▶ Exercise materials:
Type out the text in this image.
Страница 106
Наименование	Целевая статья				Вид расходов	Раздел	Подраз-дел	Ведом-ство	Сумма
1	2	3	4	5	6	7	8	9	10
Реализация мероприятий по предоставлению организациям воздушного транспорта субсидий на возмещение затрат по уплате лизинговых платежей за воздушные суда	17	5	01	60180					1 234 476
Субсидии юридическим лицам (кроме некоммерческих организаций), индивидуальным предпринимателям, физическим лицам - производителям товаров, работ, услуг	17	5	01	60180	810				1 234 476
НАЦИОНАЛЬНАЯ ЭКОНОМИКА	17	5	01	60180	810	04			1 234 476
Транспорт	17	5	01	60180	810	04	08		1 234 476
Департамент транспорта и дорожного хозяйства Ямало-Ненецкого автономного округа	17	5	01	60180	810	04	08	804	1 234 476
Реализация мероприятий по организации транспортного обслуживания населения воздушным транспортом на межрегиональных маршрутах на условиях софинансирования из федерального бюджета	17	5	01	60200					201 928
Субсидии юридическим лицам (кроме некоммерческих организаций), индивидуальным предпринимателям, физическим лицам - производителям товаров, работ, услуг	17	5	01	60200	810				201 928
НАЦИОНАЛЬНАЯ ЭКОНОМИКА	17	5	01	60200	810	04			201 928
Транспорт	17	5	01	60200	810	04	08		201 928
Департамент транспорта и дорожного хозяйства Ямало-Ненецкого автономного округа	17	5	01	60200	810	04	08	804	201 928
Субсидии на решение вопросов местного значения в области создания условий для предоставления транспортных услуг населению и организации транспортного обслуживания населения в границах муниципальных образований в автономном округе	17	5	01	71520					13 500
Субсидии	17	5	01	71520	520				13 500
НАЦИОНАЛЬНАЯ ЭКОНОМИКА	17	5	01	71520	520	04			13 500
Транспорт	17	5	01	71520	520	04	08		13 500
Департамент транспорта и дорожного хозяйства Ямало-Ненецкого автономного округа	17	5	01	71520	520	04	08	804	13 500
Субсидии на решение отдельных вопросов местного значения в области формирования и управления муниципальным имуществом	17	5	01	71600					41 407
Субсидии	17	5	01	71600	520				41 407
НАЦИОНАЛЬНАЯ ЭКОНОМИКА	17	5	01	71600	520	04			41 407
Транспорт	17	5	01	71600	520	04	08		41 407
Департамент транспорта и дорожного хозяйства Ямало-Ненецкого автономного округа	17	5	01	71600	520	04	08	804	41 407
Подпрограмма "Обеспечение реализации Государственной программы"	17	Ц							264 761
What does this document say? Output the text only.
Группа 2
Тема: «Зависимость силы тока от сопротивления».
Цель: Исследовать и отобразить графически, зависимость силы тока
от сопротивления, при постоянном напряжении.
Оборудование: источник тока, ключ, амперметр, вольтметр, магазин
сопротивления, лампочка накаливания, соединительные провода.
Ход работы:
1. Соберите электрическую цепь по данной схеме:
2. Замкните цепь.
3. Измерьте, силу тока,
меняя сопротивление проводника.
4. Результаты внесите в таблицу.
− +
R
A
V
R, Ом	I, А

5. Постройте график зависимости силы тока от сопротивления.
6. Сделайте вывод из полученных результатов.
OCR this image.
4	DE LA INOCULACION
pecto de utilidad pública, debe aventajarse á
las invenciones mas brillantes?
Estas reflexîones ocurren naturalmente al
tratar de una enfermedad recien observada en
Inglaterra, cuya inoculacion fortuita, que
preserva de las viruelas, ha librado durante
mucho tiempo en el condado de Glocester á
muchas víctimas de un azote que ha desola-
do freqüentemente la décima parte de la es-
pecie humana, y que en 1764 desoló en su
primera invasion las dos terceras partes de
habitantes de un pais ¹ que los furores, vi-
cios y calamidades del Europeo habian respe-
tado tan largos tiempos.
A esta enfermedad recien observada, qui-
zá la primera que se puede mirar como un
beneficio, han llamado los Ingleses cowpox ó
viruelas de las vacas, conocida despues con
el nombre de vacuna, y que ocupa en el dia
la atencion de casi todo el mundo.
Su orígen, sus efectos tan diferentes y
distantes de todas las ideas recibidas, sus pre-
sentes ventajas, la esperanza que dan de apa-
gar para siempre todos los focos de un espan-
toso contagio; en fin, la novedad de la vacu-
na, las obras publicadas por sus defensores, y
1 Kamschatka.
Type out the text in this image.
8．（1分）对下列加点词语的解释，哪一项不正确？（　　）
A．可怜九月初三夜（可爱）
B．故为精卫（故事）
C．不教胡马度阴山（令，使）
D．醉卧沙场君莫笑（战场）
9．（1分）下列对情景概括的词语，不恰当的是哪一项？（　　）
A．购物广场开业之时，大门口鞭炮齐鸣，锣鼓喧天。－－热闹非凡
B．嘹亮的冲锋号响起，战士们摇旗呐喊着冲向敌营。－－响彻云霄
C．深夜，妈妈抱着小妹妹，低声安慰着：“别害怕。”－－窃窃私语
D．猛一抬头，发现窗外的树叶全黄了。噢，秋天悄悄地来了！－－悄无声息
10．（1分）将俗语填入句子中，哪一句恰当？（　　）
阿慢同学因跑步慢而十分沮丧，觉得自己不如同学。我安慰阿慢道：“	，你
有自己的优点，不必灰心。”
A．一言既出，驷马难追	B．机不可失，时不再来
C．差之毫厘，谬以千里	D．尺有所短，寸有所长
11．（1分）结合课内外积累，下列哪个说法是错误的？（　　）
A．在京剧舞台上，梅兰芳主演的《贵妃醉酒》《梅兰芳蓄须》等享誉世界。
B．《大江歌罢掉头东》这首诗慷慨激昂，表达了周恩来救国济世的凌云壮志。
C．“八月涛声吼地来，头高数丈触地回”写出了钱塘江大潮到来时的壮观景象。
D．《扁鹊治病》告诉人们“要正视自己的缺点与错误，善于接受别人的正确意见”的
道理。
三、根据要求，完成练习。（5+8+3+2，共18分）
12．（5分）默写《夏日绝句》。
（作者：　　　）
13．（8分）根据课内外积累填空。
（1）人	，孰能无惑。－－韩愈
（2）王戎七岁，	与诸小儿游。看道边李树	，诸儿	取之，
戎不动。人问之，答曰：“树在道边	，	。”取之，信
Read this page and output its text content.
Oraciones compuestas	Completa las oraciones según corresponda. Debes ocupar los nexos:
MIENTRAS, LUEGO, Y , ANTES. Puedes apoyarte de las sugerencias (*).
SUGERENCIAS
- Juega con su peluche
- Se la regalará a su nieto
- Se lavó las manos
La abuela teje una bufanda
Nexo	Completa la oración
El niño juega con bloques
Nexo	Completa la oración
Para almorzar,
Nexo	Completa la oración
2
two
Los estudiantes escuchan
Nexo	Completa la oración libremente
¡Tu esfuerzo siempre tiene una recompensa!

▶ Task:
Copy every line above in which the string "организации" shows up.

▶ Solution to this problem:
Реализация мероприятий по организации транспортного обслуживания населения воздушным транспортом на межрегиональных маршрутах на условиях софинансирования из федерального бюджета	17	5	01	60200					201 928
Субсидии на решение вопросов местного значения в области создания условий для предоставления транспортных услуг населению и организации транспортного обслуживания населения в границах муниципальных образований в автономном округе	17	5	01	71520					13 500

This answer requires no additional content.